▶ **YOUR TASK**: Reply with one number only, the count of lines holding the string "panel".

[Begin]

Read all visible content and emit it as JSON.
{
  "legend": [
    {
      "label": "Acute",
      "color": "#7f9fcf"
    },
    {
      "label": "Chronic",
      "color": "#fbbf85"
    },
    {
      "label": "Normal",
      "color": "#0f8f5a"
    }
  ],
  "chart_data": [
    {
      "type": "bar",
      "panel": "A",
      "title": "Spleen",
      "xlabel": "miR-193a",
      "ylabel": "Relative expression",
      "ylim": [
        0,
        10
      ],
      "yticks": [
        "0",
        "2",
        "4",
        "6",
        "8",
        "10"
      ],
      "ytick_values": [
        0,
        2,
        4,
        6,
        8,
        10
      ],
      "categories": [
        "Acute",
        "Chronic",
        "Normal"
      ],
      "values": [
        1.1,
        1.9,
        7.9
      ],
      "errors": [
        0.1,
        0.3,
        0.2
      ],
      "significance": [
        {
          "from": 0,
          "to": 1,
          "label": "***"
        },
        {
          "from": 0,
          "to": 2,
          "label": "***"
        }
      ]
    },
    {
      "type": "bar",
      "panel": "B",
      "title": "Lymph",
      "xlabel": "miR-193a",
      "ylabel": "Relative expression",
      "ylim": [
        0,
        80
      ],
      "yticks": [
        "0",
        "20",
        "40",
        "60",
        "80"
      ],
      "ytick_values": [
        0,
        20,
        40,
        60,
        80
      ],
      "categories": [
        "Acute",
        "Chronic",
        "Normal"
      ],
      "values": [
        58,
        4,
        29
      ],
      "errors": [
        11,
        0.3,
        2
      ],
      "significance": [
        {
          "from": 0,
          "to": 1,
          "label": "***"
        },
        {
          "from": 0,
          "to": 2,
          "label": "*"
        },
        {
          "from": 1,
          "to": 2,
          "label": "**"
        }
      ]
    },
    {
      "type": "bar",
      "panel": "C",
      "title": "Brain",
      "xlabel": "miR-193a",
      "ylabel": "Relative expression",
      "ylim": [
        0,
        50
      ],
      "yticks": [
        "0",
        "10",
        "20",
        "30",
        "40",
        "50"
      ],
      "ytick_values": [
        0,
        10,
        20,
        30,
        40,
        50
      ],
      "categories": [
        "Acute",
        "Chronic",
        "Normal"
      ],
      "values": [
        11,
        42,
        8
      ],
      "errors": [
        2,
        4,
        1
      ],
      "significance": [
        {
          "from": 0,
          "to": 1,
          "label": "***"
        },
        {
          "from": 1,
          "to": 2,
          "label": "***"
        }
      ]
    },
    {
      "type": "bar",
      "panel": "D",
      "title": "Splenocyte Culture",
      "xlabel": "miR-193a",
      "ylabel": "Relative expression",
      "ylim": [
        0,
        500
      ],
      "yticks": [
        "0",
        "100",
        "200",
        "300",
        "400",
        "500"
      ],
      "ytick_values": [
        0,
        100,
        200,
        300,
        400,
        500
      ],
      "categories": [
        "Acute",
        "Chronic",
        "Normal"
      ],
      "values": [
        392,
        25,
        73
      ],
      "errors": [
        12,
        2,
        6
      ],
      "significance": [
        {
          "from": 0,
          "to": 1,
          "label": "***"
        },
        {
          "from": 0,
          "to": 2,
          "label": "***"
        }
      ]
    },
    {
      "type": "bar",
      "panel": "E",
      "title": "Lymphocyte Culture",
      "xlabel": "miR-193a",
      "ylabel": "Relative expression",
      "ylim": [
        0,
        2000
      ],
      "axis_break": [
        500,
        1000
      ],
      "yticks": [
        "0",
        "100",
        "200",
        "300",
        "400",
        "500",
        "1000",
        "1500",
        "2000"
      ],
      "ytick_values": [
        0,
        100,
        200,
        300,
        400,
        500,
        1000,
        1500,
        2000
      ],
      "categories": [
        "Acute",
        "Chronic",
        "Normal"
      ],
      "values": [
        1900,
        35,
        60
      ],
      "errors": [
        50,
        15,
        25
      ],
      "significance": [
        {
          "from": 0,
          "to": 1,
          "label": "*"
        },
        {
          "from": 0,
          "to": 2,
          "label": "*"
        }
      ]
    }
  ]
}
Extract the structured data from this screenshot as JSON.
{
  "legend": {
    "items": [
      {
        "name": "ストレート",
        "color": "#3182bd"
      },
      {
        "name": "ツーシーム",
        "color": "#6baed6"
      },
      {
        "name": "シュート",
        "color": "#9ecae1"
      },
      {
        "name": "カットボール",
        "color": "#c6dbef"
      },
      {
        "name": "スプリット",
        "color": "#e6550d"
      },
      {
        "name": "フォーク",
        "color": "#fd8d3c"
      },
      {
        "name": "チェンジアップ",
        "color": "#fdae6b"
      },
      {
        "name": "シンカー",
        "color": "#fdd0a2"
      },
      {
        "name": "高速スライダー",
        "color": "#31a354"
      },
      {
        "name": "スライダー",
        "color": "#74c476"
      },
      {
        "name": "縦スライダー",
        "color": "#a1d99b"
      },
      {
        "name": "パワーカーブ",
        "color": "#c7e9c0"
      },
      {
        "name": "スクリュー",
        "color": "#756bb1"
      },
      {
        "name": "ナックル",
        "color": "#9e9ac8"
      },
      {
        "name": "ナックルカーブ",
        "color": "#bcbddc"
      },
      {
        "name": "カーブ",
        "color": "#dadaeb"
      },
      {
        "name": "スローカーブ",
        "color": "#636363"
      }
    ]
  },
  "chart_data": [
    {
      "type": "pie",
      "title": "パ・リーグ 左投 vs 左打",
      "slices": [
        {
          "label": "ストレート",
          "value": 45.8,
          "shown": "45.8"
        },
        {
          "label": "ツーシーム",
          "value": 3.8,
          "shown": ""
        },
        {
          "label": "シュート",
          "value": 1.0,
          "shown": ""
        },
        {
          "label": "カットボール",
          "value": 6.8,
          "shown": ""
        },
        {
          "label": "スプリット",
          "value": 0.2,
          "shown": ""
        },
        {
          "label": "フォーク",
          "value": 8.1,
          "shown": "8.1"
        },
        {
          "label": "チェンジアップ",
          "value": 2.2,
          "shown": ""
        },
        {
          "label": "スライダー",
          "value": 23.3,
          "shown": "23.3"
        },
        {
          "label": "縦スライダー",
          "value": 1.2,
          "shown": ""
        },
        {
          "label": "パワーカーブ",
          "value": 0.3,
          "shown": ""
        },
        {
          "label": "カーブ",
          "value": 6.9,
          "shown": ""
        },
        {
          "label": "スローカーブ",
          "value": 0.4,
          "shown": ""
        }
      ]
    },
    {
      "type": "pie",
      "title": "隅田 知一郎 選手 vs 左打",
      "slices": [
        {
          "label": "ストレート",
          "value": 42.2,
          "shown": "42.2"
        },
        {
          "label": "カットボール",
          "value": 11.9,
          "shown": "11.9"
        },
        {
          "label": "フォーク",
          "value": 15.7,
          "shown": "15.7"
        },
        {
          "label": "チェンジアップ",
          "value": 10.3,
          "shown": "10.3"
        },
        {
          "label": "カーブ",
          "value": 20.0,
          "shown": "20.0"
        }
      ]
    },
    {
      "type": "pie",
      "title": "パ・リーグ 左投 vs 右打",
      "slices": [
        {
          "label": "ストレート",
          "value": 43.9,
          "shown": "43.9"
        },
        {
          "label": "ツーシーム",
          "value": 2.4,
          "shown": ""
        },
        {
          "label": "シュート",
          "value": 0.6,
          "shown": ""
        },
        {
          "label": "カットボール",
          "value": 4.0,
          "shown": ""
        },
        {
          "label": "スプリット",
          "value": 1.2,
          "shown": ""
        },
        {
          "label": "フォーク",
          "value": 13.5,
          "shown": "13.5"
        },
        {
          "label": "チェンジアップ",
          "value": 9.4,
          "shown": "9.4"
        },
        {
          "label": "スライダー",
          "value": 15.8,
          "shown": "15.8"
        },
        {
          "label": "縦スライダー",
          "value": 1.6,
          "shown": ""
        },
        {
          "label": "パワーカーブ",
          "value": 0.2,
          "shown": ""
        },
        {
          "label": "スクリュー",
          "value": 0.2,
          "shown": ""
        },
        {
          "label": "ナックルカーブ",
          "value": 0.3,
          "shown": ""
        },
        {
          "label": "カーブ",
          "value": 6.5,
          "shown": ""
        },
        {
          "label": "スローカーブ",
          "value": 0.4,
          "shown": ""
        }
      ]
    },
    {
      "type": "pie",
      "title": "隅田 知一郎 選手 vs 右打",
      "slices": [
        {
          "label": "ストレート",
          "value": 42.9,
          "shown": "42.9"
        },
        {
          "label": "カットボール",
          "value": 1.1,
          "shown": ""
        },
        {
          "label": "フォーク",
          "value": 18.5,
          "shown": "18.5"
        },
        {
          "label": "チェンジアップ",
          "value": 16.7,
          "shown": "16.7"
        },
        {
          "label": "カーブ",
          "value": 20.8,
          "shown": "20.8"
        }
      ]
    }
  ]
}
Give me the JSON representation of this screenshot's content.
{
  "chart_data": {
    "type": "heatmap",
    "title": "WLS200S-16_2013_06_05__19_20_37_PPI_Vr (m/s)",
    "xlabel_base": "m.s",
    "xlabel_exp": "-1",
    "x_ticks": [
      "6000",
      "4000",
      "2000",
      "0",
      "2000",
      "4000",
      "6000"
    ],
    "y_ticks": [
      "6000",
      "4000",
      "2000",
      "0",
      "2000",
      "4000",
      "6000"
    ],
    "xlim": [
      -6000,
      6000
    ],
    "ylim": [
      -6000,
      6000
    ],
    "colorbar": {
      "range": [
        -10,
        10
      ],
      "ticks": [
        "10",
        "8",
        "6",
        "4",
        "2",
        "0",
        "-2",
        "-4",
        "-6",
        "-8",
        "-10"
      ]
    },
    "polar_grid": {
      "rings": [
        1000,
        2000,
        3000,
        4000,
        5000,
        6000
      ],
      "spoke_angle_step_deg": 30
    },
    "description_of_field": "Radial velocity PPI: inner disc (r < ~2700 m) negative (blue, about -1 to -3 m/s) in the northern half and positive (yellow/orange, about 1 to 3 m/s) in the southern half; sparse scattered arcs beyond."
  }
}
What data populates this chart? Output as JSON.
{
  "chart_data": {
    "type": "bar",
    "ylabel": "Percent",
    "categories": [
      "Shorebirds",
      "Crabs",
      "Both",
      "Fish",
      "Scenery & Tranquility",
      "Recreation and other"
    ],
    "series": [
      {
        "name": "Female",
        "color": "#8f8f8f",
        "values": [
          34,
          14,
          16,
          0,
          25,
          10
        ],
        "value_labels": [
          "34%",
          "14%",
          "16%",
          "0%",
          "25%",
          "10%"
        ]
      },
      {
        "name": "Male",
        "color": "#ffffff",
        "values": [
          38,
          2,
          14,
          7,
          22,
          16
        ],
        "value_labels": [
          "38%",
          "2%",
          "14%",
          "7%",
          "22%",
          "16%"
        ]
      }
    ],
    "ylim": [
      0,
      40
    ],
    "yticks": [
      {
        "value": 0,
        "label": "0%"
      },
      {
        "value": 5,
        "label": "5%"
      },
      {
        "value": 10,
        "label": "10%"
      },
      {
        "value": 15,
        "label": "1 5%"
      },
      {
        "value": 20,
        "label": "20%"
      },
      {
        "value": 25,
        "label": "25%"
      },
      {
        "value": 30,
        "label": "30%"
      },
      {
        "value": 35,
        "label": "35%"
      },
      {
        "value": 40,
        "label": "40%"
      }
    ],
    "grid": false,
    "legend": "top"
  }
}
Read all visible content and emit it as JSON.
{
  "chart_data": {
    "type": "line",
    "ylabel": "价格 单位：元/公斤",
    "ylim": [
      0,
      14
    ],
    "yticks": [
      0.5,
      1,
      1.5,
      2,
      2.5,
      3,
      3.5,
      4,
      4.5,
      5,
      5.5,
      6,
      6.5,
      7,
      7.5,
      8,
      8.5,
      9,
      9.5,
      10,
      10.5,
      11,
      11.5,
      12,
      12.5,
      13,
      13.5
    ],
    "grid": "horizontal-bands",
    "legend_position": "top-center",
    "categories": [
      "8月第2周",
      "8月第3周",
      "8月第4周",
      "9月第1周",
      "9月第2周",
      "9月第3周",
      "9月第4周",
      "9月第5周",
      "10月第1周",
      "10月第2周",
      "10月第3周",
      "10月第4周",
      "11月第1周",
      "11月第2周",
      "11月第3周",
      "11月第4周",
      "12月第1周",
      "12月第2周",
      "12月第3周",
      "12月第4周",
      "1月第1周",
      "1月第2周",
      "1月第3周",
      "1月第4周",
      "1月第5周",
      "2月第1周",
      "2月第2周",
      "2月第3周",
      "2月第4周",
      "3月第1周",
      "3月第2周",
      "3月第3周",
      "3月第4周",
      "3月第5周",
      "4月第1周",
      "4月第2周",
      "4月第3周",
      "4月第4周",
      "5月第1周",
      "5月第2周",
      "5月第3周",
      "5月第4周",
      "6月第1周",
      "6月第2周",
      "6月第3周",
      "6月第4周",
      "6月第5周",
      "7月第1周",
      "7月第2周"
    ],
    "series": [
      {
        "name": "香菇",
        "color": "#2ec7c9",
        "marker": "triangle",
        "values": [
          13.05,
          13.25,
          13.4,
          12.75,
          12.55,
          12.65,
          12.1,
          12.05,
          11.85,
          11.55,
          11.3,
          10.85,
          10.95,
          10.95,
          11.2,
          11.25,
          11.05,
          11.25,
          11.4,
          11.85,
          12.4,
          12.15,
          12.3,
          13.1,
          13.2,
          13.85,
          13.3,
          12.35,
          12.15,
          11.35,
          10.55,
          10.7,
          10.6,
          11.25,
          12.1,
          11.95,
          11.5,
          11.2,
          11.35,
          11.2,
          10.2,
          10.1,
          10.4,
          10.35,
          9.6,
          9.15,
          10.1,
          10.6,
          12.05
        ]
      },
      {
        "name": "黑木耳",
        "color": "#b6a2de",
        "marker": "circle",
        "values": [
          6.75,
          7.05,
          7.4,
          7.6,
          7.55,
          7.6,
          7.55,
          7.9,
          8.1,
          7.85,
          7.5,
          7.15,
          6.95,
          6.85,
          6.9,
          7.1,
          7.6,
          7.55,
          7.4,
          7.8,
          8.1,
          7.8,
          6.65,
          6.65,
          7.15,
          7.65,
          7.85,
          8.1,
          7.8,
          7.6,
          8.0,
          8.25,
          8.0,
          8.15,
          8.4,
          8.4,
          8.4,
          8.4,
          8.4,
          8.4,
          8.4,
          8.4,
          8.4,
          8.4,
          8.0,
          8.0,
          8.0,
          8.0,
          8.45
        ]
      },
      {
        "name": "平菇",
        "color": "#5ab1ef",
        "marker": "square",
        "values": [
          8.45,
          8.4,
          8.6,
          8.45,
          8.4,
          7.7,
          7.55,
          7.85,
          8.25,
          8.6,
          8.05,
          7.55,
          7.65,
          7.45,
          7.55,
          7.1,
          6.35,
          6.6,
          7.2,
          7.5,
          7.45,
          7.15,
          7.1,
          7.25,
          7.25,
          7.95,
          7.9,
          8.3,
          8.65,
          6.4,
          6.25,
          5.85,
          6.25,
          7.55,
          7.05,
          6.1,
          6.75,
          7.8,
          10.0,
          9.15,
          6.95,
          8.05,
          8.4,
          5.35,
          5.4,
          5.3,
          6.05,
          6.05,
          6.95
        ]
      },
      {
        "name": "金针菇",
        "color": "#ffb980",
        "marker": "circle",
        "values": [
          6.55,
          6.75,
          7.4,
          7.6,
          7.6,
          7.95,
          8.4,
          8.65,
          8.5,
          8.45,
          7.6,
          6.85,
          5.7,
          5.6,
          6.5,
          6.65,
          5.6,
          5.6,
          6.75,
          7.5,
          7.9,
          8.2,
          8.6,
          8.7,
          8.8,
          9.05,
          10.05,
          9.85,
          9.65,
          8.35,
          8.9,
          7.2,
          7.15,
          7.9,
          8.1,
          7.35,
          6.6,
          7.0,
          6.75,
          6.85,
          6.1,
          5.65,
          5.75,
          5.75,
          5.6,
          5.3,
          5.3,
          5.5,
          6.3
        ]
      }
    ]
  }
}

[End]

▶ **THE REPLY**: 5